◆ YOUR OBJECTIVE ◆
What is the number of lines in the entries below that include the word "screenshot"? Provide the number only.

## BEGIN TASK INPUT

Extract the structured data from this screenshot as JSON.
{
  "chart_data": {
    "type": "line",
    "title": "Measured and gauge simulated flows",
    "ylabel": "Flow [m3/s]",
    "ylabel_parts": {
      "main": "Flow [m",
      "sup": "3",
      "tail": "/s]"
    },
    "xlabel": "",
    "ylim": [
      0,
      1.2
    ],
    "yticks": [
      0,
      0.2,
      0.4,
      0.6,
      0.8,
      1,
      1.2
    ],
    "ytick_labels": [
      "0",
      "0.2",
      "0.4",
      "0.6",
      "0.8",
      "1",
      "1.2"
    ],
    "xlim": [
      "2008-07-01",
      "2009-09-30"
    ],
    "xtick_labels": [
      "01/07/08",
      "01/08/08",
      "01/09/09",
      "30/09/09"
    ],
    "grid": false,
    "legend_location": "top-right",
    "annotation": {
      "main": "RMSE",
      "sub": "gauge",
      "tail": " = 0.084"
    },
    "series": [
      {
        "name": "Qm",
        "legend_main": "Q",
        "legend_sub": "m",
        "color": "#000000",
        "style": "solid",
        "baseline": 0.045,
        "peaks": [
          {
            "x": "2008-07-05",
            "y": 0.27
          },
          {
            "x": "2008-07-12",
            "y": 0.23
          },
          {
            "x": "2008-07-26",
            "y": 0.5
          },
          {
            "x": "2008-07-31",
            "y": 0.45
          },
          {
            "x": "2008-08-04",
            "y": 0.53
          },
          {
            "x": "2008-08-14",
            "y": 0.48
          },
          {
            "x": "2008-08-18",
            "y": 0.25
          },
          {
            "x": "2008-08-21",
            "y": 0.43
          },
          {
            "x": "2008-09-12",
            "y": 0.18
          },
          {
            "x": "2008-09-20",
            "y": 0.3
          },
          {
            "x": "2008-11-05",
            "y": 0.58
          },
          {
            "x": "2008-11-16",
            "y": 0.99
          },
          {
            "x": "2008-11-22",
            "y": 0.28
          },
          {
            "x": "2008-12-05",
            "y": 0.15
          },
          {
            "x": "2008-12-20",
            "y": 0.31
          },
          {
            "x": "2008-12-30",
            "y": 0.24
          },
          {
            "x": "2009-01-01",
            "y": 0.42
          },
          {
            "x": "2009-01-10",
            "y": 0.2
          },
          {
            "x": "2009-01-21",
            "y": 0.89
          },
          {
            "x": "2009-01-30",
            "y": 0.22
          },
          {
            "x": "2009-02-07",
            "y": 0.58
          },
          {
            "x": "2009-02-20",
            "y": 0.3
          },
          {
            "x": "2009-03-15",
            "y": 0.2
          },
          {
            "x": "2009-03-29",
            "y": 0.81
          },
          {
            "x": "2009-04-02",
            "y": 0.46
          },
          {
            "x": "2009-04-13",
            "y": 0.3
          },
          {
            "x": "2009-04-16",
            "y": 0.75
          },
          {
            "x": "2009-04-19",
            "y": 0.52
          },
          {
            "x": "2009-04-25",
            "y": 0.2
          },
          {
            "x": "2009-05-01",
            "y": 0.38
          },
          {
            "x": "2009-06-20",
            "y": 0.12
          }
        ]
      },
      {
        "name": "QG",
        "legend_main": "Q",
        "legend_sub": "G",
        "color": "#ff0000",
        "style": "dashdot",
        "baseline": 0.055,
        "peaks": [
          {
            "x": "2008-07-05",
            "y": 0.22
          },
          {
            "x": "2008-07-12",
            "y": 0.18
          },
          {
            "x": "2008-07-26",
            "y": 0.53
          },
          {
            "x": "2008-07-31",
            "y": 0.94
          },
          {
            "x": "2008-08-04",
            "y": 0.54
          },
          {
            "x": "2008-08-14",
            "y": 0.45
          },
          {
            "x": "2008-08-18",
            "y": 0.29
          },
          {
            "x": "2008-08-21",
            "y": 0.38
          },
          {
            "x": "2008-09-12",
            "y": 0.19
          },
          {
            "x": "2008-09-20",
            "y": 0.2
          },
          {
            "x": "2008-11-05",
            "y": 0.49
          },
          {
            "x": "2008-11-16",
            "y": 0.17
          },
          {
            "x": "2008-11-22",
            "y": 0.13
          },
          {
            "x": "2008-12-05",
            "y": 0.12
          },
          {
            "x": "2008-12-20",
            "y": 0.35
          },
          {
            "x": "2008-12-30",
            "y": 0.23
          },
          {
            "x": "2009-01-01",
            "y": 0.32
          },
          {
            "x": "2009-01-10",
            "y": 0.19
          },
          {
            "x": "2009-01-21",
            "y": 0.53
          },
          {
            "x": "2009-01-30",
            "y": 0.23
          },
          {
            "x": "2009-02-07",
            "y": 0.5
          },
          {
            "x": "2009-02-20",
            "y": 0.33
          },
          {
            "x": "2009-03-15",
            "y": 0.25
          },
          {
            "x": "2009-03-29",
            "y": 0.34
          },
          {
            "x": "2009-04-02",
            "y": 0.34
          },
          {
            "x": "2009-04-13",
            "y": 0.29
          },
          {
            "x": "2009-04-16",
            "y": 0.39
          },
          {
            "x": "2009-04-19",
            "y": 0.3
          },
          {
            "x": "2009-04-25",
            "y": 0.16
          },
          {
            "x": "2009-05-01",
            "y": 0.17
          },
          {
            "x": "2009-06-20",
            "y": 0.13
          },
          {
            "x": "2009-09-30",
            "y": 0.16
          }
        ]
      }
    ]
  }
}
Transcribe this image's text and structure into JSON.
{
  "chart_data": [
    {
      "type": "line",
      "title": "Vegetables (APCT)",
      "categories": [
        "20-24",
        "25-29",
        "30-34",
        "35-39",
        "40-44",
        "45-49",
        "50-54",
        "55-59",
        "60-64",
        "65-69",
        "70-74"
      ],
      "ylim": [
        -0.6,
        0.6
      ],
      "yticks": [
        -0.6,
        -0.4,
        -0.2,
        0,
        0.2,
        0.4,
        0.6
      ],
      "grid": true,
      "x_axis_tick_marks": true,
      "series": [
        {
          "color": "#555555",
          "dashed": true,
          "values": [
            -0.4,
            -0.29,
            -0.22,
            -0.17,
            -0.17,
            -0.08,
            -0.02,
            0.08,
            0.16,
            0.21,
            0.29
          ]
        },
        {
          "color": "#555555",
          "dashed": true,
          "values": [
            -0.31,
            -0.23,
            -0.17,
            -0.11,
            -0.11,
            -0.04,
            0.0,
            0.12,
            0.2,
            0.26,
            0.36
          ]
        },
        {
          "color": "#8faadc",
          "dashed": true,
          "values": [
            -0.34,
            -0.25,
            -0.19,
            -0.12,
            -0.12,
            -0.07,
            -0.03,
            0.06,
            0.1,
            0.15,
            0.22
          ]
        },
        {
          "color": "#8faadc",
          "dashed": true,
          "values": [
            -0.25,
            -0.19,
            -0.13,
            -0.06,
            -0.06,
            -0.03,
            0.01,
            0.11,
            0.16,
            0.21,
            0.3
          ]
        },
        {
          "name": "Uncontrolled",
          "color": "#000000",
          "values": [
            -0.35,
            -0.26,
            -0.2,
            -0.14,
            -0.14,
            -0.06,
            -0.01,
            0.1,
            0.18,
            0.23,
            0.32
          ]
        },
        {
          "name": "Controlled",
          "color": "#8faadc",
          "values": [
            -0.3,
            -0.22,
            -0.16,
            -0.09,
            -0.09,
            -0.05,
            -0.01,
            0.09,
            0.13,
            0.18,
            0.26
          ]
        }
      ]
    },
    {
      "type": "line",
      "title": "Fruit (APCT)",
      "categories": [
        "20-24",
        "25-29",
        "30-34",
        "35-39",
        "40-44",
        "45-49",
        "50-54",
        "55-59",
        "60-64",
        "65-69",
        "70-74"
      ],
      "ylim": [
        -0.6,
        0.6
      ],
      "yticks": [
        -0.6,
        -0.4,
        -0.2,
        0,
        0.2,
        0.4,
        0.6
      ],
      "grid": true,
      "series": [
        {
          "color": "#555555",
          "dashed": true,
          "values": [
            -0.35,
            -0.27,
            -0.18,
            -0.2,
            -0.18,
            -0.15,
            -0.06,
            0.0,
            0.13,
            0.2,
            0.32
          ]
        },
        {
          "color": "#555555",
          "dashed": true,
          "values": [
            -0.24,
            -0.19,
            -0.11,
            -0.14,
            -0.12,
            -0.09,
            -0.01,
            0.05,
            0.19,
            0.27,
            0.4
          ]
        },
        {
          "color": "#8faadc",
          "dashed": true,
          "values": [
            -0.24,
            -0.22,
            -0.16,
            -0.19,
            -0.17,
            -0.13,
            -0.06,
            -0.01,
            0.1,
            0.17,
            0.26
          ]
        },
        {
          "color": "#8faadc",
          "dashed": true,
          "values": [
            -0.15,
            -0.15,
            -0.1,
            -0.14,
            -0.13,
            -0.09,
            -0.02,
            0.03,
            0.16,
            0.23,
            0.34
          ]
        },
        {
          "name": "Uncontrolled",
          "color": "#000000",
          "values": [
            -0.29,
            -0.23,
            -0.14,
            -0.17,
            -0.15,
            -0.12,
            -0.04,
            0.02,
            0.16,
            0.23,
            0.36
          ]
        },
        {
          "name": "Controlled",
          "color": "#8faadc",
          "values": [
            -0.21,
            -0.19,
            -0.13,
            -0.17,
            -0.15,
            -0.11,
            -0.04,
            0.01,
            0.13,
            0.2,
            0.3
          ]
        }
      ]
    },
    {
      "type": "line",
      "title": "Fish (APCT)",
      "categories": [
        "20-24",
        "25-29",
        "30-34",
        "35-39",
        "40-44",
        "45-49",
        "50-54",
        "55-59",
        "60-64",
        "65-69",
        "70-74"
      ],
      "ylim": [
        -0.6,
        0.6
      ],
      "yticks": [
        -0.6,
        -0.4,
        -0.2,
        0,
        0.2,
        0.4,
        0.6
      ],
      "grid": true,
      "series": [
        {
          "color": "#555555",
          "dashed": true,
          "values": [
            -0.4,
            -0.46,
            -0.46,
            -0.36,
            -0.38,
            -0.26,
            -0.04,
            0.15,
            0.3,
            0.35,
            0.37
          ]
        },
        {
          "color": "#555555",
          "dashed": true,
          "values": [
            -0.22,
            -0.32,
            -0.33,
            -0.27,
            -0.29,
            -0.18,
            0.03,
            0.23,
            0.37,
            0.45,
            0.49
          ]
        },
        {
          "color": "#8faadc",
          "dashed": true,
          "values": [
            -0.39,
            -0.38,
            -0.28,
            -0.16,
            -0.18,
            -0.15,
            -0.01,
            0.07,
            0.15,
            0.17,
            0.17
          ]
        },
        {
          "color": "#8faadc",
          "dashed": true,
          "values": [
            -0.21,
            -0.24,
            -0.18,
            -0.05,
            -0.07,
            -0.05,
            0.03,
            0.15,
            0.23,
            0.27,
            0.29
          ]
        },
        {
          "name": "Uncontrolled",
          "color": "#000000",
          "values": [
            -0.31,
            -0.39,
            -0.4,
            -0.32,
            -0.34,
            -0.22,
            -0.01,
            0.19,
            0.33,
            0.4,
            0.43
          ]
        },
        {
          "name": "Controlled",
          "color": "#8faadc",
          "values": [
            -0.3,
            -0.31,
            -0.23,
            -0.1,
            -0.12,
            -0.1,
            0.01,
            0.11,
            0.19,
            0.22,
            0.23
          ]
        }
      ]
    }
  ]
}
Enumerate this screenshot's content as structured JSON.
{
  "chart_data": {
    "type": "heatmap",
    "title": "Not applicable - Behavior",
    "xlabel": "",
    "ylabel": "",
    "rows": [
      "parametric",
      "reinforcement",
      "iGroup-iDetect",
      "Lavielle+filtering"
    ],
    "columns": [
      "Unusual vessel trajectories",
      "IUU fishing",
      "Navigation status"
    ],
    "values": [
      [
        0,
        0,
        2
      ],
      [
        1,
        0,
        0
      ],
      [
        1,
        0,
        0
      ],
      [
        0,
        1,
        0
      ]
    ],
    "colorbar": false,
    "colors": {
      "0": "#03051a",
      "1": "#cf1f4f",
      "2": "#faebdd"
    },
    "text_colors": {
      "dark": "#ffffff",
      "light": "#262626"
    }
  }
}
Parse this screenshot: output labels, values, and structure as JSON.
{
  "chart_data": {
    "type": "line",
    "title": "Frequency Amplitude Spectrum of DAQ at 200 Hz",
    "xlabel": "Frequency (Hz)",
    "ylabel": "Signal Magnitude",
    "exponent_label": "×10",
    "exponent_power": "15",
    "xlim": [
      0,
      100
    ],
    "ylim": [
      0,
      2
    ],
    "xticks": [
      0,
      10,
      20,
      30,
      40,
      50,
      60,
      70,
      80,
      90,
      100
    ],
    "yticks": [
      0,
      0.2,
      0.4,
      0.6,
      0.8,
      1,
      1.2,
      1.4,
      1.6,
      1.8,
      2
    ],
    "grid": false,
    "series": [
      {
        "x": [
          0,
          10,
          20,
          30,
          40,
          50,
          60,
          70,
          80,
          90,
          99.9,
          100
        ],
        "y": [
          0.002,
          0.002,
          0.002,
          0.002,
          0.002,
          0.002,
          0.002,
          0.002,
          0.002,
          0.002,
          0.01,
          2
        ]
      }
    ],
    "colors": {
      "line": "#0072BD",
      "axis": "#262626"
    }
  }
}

## END TASK INPUT

◆ SOLVED PROBLEM ◆
3